**Exercise aim:** Write out the records beneath this line exactly as they appear, minus any images.

# start of Stored rows

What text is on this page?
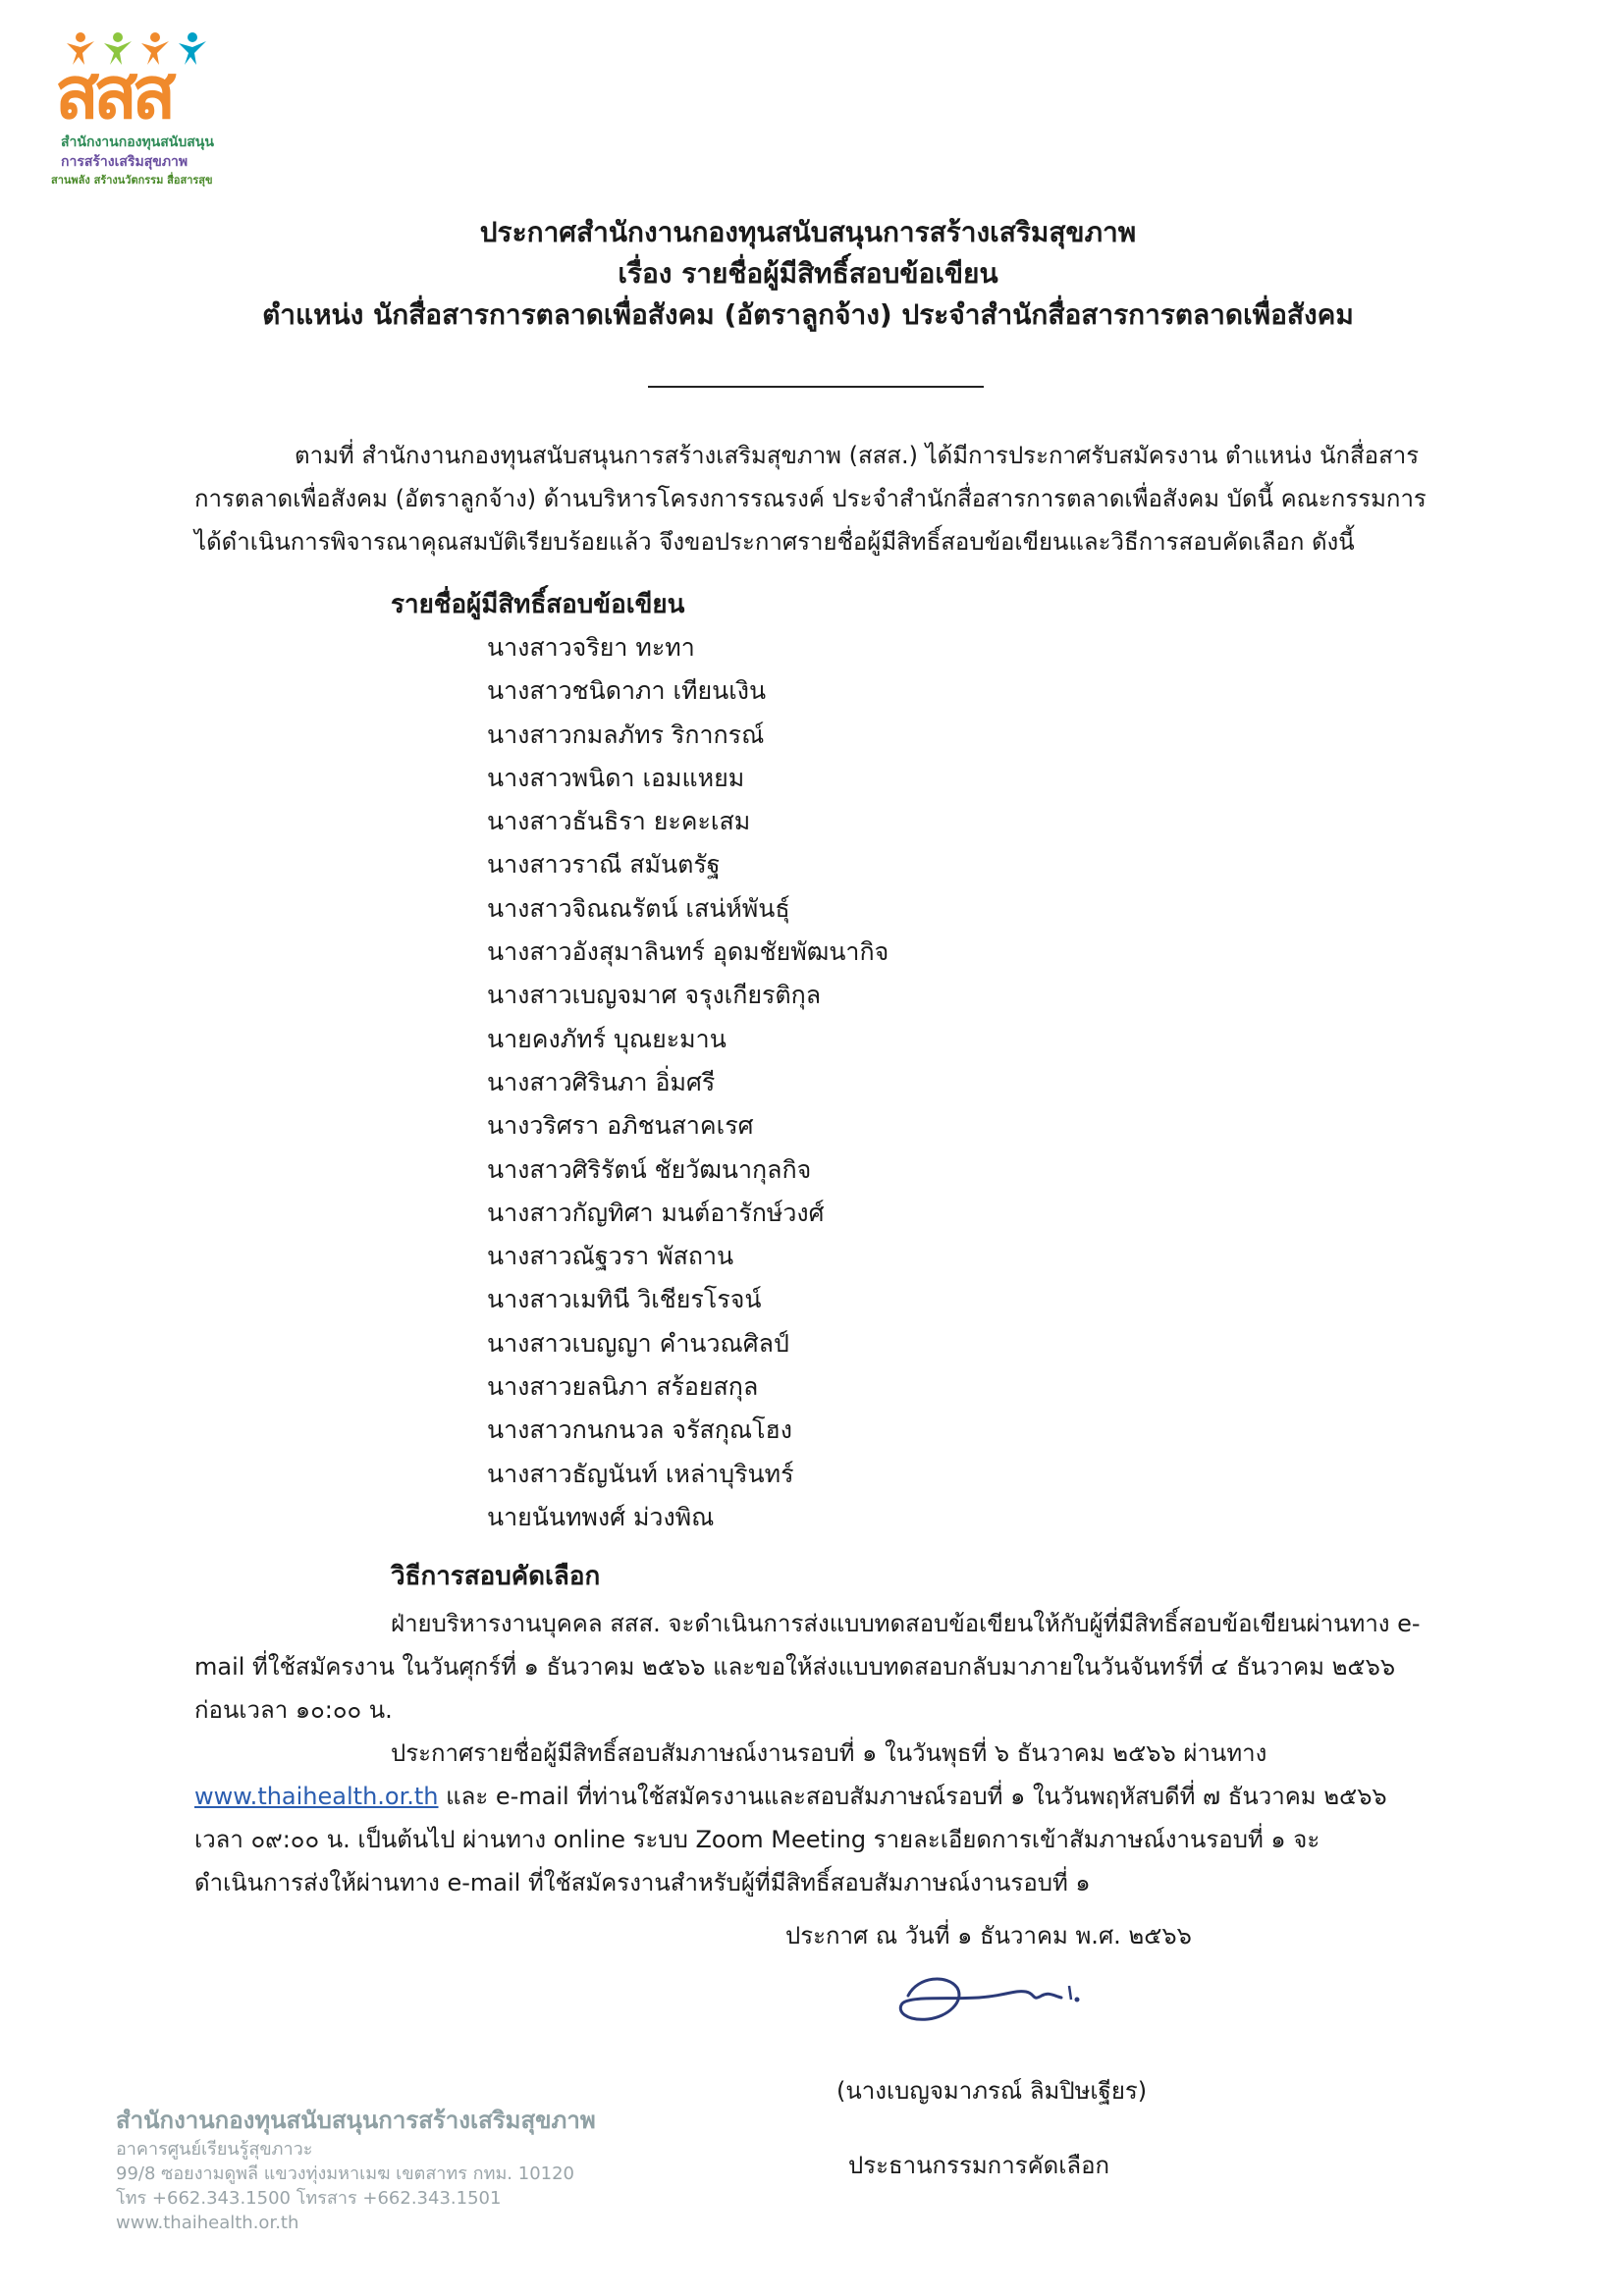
สสส
สำนักงานกองทุนสนับสนุน
การสร้างเสริมสุขภาพ
สานพลัง สร้างนวัตกรรม สื่อสารสุข
ประกาศสำนักงานกองทุนสนับสนุนการสร้างเสริมสุขภาพ
เรื่อง รายชื่อผู้มีสิทธิ์สอบข้อเขียน
ตำแหน่ง นักสื่อสารการตลาดเพื่อสังคม (อัตราลูกจ้าง) ประจำสำนักสื่อสารการตลาดเพื่อสังคม
ตามที่ สำนักงานกองทุนสนับสนุนการสร้างเสริมสุขภาพ (สสส.) ได้มีการประกาศรับสมัครงาน ตำแหน่ง นักสื่อสาร
การตลาดเพื่อสังคม (อัตราลูกจ้าง) ด้านบริหารโครงการรณรงค์ ประจำสำนักสื่อสารการตลาดเพื่อสังคม บัดนี้ คณะกรรมการ
ได้ดำเนินการพิจารณาคุณสมบัติเรียบร้อยแล้ว จึงขอประกาศรายชื่อผู้มีสิทธิ์สอบข้อเขียนและวิธีการสอบคัดเลือก ดังนี้
รายชื่อผู้มีสิทธิ์สอบข้อเขียน
นางสาวจริยา ทะทา
นางสาวชนิดาภา เทียนเงิน
นางสาวกมลภัทร ริกากรณ์
นางสาวพนิดา เอมแหยม
นางสาวธันธิรา ยะคะเสม
นางสาวราณี สมันตรัฐ
นางสาวจิณณรัตน์ เสน่ห์พันธุ์
นางสาวอังสุมาลินทร์ อุดมชัยพัฒนากิจ
นางสาวเบญจมาศ จรุงเกียรติกุล
นายคงภัทร์ บุณยะมาน
นางสาวศิรินภา อิ่มศรี
นางวริศรา อภิชนสาคเรศ
นางสาวศิริรัตน์ ชัยวัฒนากุลกิจ
นางสาวกัญทิศา มนต์อารักษ์วงศ์
นางสาวณัฐวรา พัสถาน
นางสาวเมทินี วิเชียรโรจน์
นางสาวเบญญา คำนวณศิลป์
นางสาวยลนิภา สร้อยสกุล
นางสาวกนกนวล จรัสกุณโฮง
นางสาวธัญนันท์ เหล่าบุรินทร์
นายนันทพงศ์ ม่วงพิณ
วิธีการสอบคัดเลือก
ฝ่ายบริหารงานบุคคล สสส. จะดำเนินการส่งแบบทดสอบข้อเขียนให้กับผู้ที่มีสิทธิ์สอบข้อเขียนผ่านทาง e-
mail ที่ใช้สมัครงาน ในวันศุกร์ที่ ๑ ธันวาคม ๒๕๖๖ และขอให้ส่งแบบทดสอบกลับมาภายในวันจันทร์ที่ ๔ ธันวาคม ๒๕๖๖
ก่อนเวลา ๑๐:๐๐ น.
ประกาศรายชื่อผู้มีสิทธิ์สอบสัมภาษณ์งานรอบที่ ๑ ในวันพุธที่ ๖ ธันวาคม ๒๕๖๖ ผ่านทาง
www.thaihealth.or.th และ e-mail ที่ท่านใช้สมัครงานและสอบสัมภาษณ์รอบที่ ๑ ในวันพฤหัสบดีที่ ๗ ธันวาคม ๒๕๖๖
เวลา ๐๙:๐๐ น. เป็นต้นไป ผ่านทาง online ระบบ Zoom Meeting รายละเอียดการเข้าสัมภาษณ์งานรอบที่ ๑ จะ
ดำเนินการส่งให้ผ่านทาง e-mail ที่ใช้สมัครงานสำหรับผู้ที่มีสิทธิ์สอบสัมภาษณ์งานรอบที่ ๑
ประกาศ ณ วันที่ ๑ ธันวาคม พ.ศ. ๒๕๖๖
(นางเบญจมาภรณ์ ลิมปิษเฐียร)
ประธานกรรมการคัดเลือก
สำนักงานกองทุนสนับสนุนการสร้างเสริมสุขภาพ
อาคารศูนย์เรียนรู้สุขภาวะ
99/8 ซอยงามดูพลี แขวงทุ่งมหาเมฆ เขตสาทร กทม. 10120
โทร +662.343.1500 โทรสาร +662.343.1501
www.thaihealth.or.th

# end of Stored rows

**Answer to this task:**
What text is on this page?
สสส
สำนักงานกองทุนสนับสนุน
การสร้างเสริมสุขภาพ
สานพลัง สร้างนวัตกรรม สื่อสารสุข
ประกาศสำนักงานกองทุนสนับสนุนการสร้างเสริมสุขภาพ
เรื่อง รายชื่อผู้มีสิทธิ์สอบข้อเขียน
ตำแหน่ง นักสื่อสารการตลาดเพื่อสังคม (อัตราลูกจ้าง) ประจำสำนักสื่อสารการตลาดเพื่อสังคม
ตามที่ สำนักงานกองทุนสนับสนุนการสร้างเสริมสุขภาพ (สสส.) ได้มีการประกาศรับสมัครงาน ตำแหน่ง นักสื่อสาร
การตลาดเพื่อสังคม (อัตราลูกจ้าง) ด้านบริหารโครงการรณรงค์ ประจำสำนักสื่อสารการตลาดเพื่อสังคม บัดนี้ คณะกรรมการ
ได้ดำเนินการพิจารณาคุณสมบัติเรียบร้อยแล้ว จึงขอประกาศรายชื่อผู้มีสิทธิ์สอบข้อเขียนและวิธีการสอบคัดเลือก ดังนี้
รายชื่อผู้มีสิทธิ์สอบข้อเขียน
นางสาวจริยา ทะทา
นางสาวชนิดาภา เทียนเงิน
นางสาวกมลภัทร ริกากรณ์
นางสาวพนิดา เอมแหยม
นางสาวธันธิรา ยะคะเสม
นางสาวราณี สมันตรัฐ
นางสาวจิณณรัตน์ เสน่ห์พันธุ์
นางสาวอังสุมาลินทร์ อุดมชัยพัฒนากิจ
นางสาวเบญจมาศ จรุงเกียรติกุล
นายคงภัทร์ บุณยะมาน
นางสาวศิรินภา อิ่มศรี
นางวริศรา อภิชนสาคเรศ
นางสาวศิริรัตน์ ชัยวัฒนากุลกิจ
นางสาวกัญทิศา มนต์อารักษ์วงศ์
นางสาวณัฐวรา พัสถาน
นางสาวเมทินี วิเชียรโรจน์
นางสาวเบญญา คำนวณศิลป์
นางสาวยลนิภา สร้อยสกุล
นางสาวกนกนวล จรัสกุณโฮง
นางสาวธัญนันท์ เหล่าบุรินทร์
นายนันทพงศ์ ม่วงพิณ
วิธีการสอบคัดเลือก
ฝ่ายบริหารงานบุคคล สสส. จะดำเนินการส่งแบบทดสอบข้อเขียนให้กับผู้ที่มีสิทธิ์สอบข้อเขียนผ่านทาง e-
mail ที่ใช้สมัครงาน ในวันศุกร์ที่ ๑ ธันวาคม ๒๕๖๖ และขอให้ส่งแบบทดสอบกลับมาภายในวันจันทร์ที่ ๔ ธันวาคม ๒๕๖๖
ก่อนเวลา ๑๐:๐๐ น.
ประกาศรายชื่อผู้มีสิทธิ์สอบสัมภาษณ์งานรอบที่ ๑ ในวันพุธที่ ๖ ธันวาคม ๒๕๖๖ ผ่านทาง
www.thaihealth.or.th และ e-mail ที่ท่านใช้สมัครงานและสอบสัมภาษณ์รอบที่ ๑ ในวันพฤหัสบดีที่ ๗ ธันวาคม ๒๕๖๖
เวลา ๐๙:๐๐ น. เป็นต้นไป ผ่านทาง online ระบบ Zoom Meeting รายละเอียดการเข้าสัมภาษณ์งานรอบที่ ๑ จะ
ดำเนินการส่งให้ผ่านทาง e-mail ที่ใช้สมัครงานสำหรับผู้ที่มีสิทธิ์สอบสัมภาษณ์งานรอบที่ ๑
ประกาศ ณ วันที่ ๑ ธันวาคม พ.ศ. ๒๕๖๖
(นางเบญจมาภรณ์ ลิมปิษเฐียร)
ประธานกรรมการคัดเลือก
สำนักงานกองทุนสนับสนุนการสร้างเสริมสุขภาพ
อาคารศูนย์เรียนรู้สุขภาวะ
99/8 ซอยงามดูพลี แขวงทุ่งมหาเมฆ เขตสาทร กทม. 10120
โทร +662.343.1500 โทรสาร +662.343.1501
www.thaihealth.or.th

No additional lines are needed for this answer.